§ DATA FOR THIS EXERCISE
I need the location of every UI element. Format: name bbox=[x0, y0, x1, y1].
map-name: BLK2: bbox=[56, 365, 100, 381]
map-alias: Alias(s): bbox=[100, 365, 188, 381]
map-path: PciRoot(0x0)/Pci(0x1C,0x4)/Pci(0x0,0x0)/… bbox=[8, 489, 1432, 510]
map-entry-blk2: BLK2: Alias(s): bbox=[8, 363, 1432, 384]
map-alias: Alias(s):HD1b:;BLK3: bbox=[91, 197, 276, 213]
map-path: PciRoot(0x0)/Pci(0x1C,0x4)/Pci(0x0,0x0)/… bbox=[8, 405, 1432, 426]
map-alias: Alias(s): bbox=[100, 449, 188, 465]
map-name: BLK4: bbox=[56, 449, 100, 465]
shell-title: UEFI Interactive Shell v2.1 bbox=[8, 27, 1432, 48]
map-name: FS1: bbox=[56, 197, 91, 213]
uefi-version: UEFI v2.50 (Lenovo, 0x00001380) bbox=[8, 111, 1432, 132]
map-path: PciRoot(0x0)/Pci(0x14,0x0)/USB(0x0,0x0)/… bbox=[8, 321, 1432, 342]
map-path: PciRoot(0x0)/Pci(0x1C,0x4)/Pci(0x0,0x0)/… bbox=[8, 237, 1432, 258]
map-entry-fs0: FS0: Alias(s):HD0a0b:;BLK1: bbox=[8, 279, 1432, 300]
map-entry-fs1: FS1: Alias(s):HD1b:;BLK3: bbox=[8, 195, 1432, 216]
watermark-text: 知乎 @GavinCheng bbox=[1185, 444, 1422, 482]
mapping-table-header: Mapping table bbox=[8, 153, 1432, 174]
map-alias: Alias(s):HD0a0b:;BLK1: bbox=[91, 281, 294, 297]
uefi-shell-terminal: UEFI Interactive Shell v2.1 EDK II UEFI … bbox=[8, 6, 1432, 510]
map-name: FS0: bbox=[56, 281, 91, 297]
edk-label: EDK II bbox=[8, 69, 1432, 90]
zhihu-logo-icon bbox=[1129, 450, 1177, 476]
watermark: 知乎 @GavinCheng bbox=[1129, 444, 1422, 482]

§ PROMPT
Pick out each line of the material that contains the string "entry", and copy those lines. Case counts.

§ COMPLETED EXERCISE
map-entry-blk2: BLK2: Alias(s): bbox=[8, 363, 1432, 384]
map-entry-fs0: FS0: Alias(s):HD0a0b:;BLK1: bbox=[8, 279, 1432, 300]
map-entry-fs1: FS1: Alias(s):HD1b:;BLK3: bbox=[8, 195, 1432, 216]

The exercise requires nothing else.